» WHAT YOU HAVE TO DO
Scan the records and identify every line in which the string "name" occurs, then return those lines.

» DATA SHOWN

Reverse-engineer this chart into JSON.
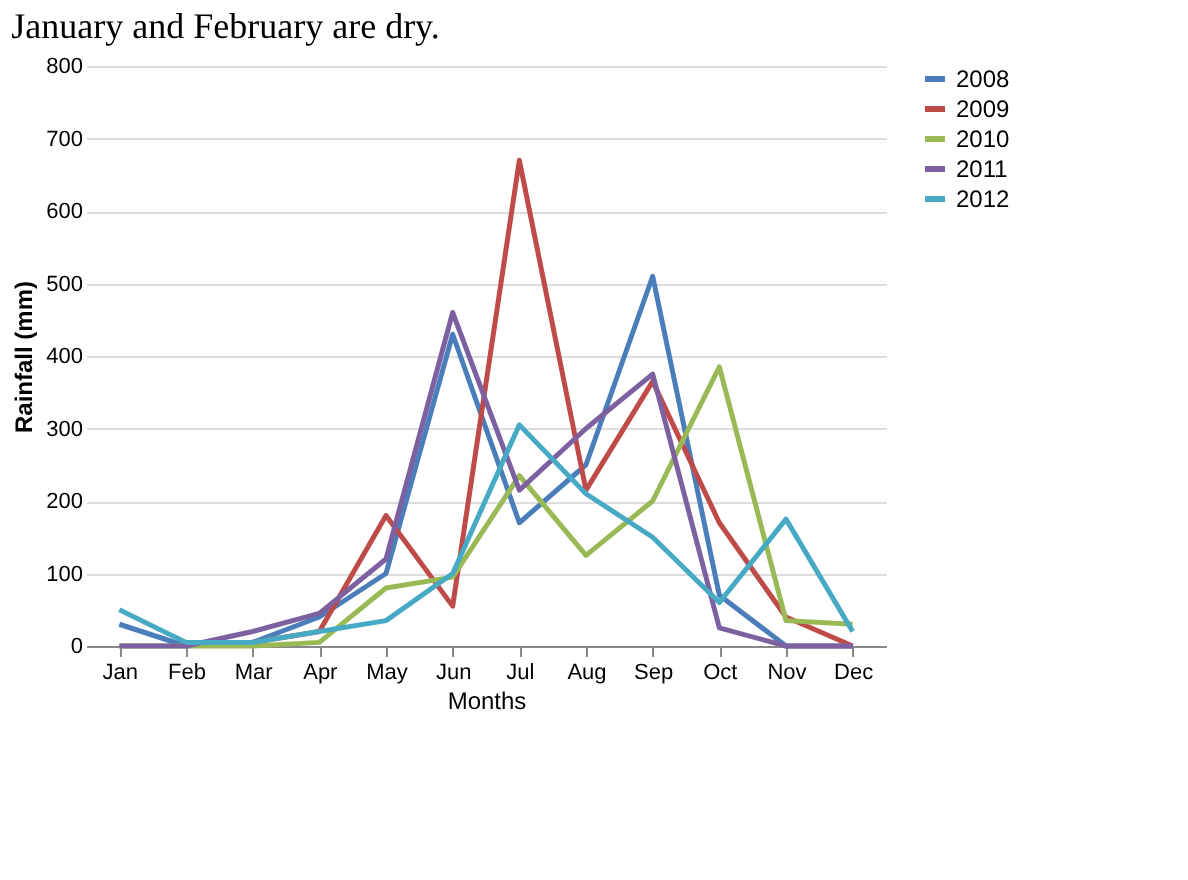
{
  "chart_data": {
    "type": "line",
    "annotations": [
      "January and February are dry."
    ],
    "xlabel": "Months",
    "ylabel": "Rainfall (mm)",
    "categories": [
      "Jan",
      "Feb",
      "Mar",
      "Apr",
      "May",
      "Jun",
      "Jul",
      "Aug",
      "Sep",
      "Oct",
      "Nov",
      "Dec"
    ],
    "series": [
      {
        "name": "2008",
        "color": "#4a7ebb",
        "values": [
          30,
          0,
          5,
          40,
          100,
          430,
          170,
          250,
          510,
          70,
          0,
          0
        ]
      },
      {
        "name": "2009",
        "color": "#be4b48",
        "values": [
          null,
          null,
          5,
          20,
          180,
          55,
          670,
          215,
          365,
          170,
          40,
          0
        ]
      },
      {
        "name": "2010",
        "color": "#98b954",
        "values": [
          0,
          0,
          0,
          5,
          80,
          95,
          235,
          125,
          200,
          385,
          35,
          30
        ]
      },
      {
        "name": "2011",
        "color": "#7d60a0",
        "values": [
          0,
          0,
          20,
          45,
          120,
          460,
          215,
          300,
          375,
          25,
          0,
          0
        ]
      },
      {
        "name": "2012",
        "color": "#46aac5",
        "values": [
          50,
          5,
          5,
          20,
          35,
          100,
          305,
          210,
          150,
          60,
          175,
          20
        ]
      }
    ],
    "ylim": [
      0,
      800
    ],
    "yticks": [
      0,
      100,
      200,
      300,
      400,
      500,
      600,
      700,
      800
    ],
    "grid": "y",
    "legend": "right",
    "marker": "none",
    "line_style": "solid"
  }
}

» RESULT FOR THIS TASK
        "name": "2008",
        "name": "2009",
        "name": "2010",
        "name": "2011",
        "name": "2012",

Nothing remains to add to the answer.